→ **Goal of the exercise**
Reproduce all the entries exactly.

**** Extracted information

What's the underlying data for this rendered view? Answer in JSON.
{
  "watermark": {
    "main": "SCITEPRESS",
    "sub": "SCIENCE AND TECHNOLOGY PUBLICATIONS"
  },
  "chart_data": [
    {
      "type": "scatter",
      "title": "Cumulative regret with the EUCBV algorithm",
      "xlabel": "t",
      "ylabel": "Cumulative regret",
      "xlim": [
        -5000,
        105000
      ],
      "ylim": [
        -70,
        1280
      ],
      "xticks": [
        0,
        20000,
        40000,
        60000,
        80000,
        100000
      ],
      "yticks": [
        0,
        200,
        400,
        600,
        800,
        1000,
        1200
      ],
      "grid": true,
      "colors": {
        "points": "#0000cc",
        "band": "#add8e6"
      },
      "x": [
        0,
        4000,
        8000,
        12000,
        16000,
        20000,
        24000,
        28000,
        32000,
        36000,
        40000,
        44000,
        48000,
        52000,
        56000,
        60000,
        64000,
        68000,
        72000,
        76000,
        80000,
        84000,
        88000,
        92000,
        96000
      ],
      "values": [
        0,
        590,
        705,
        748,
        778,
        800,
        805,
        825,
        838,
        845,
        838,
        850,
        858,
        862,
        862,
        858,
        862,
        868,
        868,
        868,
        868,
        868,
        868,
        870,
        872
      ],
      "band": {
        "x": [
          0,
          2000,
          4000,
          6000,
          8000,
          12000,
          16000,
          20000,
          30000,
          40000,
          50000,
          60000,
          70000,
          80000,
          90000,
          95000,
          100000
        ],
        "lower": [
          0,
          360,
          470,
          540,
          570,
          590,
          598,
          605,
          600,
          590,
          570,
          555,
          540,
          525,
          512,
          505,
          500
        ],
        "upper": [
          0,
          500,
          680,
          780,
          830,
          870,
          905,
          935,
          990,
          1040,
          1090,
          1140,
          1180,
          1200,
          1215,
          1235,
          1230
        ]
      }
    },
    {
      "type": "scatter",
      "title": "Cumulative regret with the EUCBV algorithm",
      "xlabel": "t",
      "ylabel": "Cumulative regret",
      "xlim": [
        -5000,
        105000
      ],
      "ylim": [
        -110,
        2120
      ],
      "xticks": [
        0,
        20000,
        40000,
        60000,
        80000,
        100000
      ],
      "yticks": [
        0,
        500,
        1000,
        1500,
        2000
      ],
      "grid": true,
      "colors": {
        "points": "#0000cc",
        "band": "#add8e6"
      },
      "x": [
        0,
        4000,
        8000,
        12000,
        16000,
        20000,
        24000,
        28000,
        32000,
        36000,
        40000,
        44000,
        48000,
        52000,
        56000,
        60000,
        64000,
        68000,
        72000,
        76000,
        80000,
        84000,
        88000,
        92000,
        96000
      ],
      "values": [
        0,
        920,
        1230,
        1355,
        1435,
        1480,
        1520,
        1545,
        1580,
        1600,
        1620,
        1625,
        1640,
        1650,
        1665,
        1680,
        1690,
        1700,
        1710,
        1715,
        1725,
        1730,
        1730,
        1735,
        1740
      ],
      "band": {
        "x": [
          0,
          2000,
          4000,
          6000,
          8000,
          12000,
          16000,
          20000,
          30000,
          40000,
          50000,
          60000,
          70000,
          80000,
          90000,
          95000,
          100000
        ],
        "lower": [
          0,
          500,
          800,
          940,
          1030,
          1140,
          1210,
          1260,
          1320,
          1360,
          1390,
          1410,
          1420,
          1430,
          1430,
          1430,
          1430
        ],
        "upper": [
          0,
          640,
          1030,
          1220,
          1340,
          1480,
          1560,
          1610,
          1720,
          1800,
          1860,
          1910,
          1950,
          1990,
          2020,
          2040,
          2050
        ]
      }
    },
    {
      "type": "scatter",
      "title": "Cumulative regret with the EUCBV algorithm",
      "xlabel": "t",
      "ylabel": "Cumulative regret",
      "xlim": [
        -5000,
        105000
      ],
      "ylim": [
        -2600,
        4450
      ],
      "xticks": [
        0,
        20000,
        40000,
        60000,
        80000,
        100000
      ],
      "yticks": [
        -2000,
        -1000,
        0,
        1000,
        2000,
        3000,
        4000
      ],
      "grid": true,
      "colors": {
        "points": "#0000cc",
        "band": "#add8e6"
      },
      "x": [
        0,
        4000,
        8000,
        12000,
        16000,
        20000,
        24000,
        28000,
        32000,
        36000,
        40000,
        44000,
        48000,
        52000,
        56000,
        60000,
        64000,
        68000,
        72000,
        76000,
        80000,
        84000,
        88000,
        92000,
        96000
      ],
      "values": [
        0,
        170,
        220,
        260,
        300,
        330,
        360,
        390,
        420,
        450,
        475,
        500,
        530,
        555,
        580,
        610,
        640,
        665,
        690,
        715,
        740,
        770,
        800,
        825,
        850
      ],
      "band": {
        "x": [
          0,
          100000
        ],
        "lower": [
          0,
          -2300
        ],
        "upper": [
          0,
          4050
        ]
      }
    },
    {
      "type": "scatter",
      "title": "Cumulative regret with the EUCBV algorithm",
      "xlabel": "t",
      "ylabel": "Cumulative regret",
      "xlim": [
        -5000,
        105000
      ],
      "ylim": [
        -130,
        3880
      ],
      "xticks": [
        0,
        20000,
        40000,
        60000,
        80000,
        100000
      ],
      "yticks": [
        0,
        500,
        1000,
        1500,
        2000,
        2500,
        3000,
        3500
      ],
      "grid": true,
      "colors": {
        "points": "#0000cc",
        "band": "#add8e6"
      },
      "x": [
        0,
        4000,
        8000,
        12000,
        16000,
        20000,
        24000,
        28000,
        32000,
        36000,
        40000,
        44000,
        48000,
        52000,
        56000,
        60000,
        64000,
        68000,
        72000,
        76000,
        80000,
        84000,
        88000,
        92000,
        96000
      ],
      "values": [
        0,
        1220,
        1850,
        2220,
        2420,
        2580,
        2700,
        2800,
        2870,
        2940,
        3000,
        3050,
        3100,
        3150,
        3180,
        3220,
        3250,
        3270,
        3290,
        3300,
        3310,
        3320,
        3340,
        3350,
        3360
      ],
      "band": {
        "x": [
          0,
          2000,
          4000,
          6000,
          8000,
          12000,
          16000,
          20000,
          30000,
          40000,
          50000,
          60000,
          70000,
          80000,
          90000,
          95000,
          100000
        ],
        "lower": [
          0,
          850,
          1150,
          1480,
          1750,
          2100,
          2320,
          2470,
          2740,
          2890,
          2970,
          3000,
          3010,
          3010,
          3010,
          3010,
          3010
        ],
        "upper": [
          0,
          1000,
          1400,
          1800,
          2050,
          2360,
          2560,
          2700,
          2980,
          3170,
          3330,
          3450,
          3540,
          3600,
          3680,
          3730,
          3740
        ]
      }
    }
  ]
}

********

→ **Response to the task**
What's the underlying data for this rendered view? Answer in JSON.
{
  "watermark": {
    "main": "SCITEPRESS",
    "sub": "SCIENCE AND TECHNOLOGY PUBLICATIONS"
  },
  "chart_data": [
    {
      "type": "scatter",
      "title": "Cumulative regret with the EUCBV algorithm",
      "xlabel": "t",
      "ylabel": "Cumulative regret",
      "xlim": [
        -5000,
        105000
      ],
      "ylim": [
        -70,
        1280
      ],
      "xticks": [
        0,
        20000,
        40000,
        60000,
        80000,
        100000
      ],
      "yticks": [
        0,
        200,
        400,
        600,
        800,
        1000,
        1200
      ],
      "grid": true,
      "colors": {
        "points": "#0000cc",
        "band": "#add8e6"
      },
      "x": [
        0,
        4000,
        8000,
        12000,
        16000,
        20000,
        24000,
        28000,
        32000,
        36000,
        40000,
        44000,
        48000,
        52000,
        56000,
        60000,
        64000,
        68000,
        72000,
        76000,
        80000,
        84000,
        88000,
        92000,
        96000
      ],
      "values": [
        0,
        590,
        705,
        748,
        778,
        800,
        805,
        825,
        838,
        845,
        838,
        850,
        858,
        862,
        862,
        858,
        862,
        868,
        868,
        868,
        868,
        868,
        868,
        870,
        872
      ],
      "band": {
        "x": [
          0,
          2000,
          4000,
          6000,
          8000,
          12000,
          16000,
          20000,
          30000,
          40000,
          50000,
          60000,
          70000,
          80000,
          90000,
          95000,
          100000
        ],
        "lower": [
          0,
          360,
          470,
          540,
          570,
          590,
          598,
          605,
          600,
          590,
          570,
          555,
          540,
          525,
          512,
          505,
          500
        ],
        "upper": [
          0,
          500,
          680,
          780,
          830,
          870,
          905,
          935,
          990,
          1040,
          1090,
          1140,
          1180,
          1200,
          1215,
          1235,
          1230
        ]
      }
    },
    {
      "type": "scatter",
      "title": "Cumulative regret with the EUCBV algorithm",
      "xlabel": "t",
      "ylabel": "Cumulative regret",
      "xlim": [
        -5000,
        105000
      ],
      "ylim": [
        -110,
        2120
      ],
      "xticks": [
        0,
        20000,
        40000,
        60000,
        80000,
        100000
      ],
      "yticks": [
        0,
        500,
        1000,
        1500,
        2000
      ],
      "grid": true,
      "colors": {
        "points": "#0000cc",
        "band": "#add8e6"
      },
      "x": [
        0,
        4000,
        8000,
        12000,
        16000,
        20000,
        24000,
        28000,
        32000,
        36000,
        40000,
        44000,
        48000,
        52000,
        56000,
        60000,
        64000,
        68000,
        72000,
        76000,
        80000,
        84000,
        88000,
        92000,
        96000
      ],
      "values": [
        0,
        920,
        1230,
        1355,
        1435,
        1480,
        1520,
        1545,
        1580,
        1600,
        1620,
        1625,
        1640,
        1650,
        1665,
        1680,
        1690,
        1700,
        1710,
        1715,
        1725,
        1730,
        1730,
        1735,
        1740
      ],
      "band": {
        "x": [
          0,
          2000,
          4000,
          6000,
          8000,
          12000,
          16000,
          20000,
          30000,
          40000,
          50000,
          60000,
          70000,
          80000,
          90000,
          95000,
          100000
        ],
        "lower": [
          0,
          500,
          800,
          940,
          1030,
          1140,
          1210,
          1260,
          1320,
          1360,
          1390,
          1410,
          1420,
          1430,
          1430,
          1430,
          1430
        ],
        "upper": [
          0,
          640,
          1030,
          1220,
          1340,
          1480,
          1560,
          1610,
          1720,
          1800,
          1860,
          1910,
          1950,
          1990,
          2020,
          2040,
          2050
        ]
      }
    },
    {
      "type": "scatter",
      "title": "Cumulative regret with the EUCBV algorithm",
      "xlabel": "t",
      "ylabel": "Cumulative regret",
      "xlim": [
        -5000,
        105000
      ],
      "ylim": [
        -2600,
        4450
      ],
      "xticks": [
        0,
        20000,
        40000,
        60000,
        80000,
        100000
      ],
      "yticks": [
        -2000,
        -1000,
        0,
        1000,
        2000,
        3000,
        4000
      ],
      "grid": true,
      "colors": {
        "points": "#0000cc",
        "band": "#add8e6"
      },
      "x": [
        0,
        4000,
        8000,
        12000,
        16000,
        20000,
        24000,
        28000,
        32000,
        36000,
        40000,
        44000,
        48000,
        52000,
        56000,
        60000,
        64000,
        68000,
        72000,
        76000,
        80000,
        84000,
        88000,
        92000,
        96000
      ],
      "values": [
        0,
        170,
        220,
        260,
        300,
        330,
        360,
        390,
        420,
        450,
        475,
        500,
        530,
        555,
        580,
        610,
        640,
        665,
        690,
        715,
        740,
        770,
        800,
        825,
        850
      ],
      "band": {
        "x": [
          0,
          100000
        ],
        "lower": [
          0,
          -2300
        ],
        "upper": [
          0,
          4050
        ]
      }
    },
    {
      "type": "scatter",
      "title": "Cumulative regret with the EUCBV algorithm",
      "xlabel": "t",
      "ylabel": "Cumulative regret",
      "xlim": [
        -5000,
        105000
      ],
      "ylim": [
        -130,
        3880
      ],
      "xticks": [
        0,
        20000,
        40000,
        60000,
        80000,
        100000
      ],
      "yticks": [
        0,
        500,
        1000,
        1500,
        2000,
        2500,
        3000,
        3500
      ],
      "grid": true,
      "colors": {
        "points": "#0000cc",
        "band": "#add8e6"
      },
      "x": [
        0,
        4000,
        8000,
        12000,
        16000,
        20000,
        24000,
        28000,
        32000,
        36000,
        40000,
        44000,
        48000,
        52000,
        56000,
        60000,
        64000,
        68000,
        72000,
        76000,
        80000,
        84000,
        88000,
        92000,
        96000
      ],
      "values": [
        0,
        1220,
        1850,
        2220,
        2420,
        2580,
        2700,
        2800,
        2870,
        2940,
        3000,
        3050,
        3100,
        3150,
        3180,
        3220,
        3250,
        3270,
        3290,
        3300,
        3310,
        3320,
        3340,
        3350,
        3360
      ],
      "band": {
        "x": [
          0,
          2000,
          4000,
          6000,
          8000,
          12000,
          16000,
          20000,
          30000,
          40000,
          50000,
          60000,
          70000,
          80000,
          90000,
          95000,
          100000
        ],
        "lower": [
          0,
          850,
          1150,
          1480,
          1750,
          2100,
          2320,
          2470,
          2740,
          2890,
          2970,
          3000,
          3010,
          3010,
          3010,
          3010,
          3010
        ],
        "upper": [
          0,
          1000,
          1400,
          1800,
          2050,
          2360,
          2560,
          2700,
          2980,
          3170,
          3330,
          3450,
          3540,
          3600,
          3680,
          3730,
          3740
        ]
      }
    }
  ]
}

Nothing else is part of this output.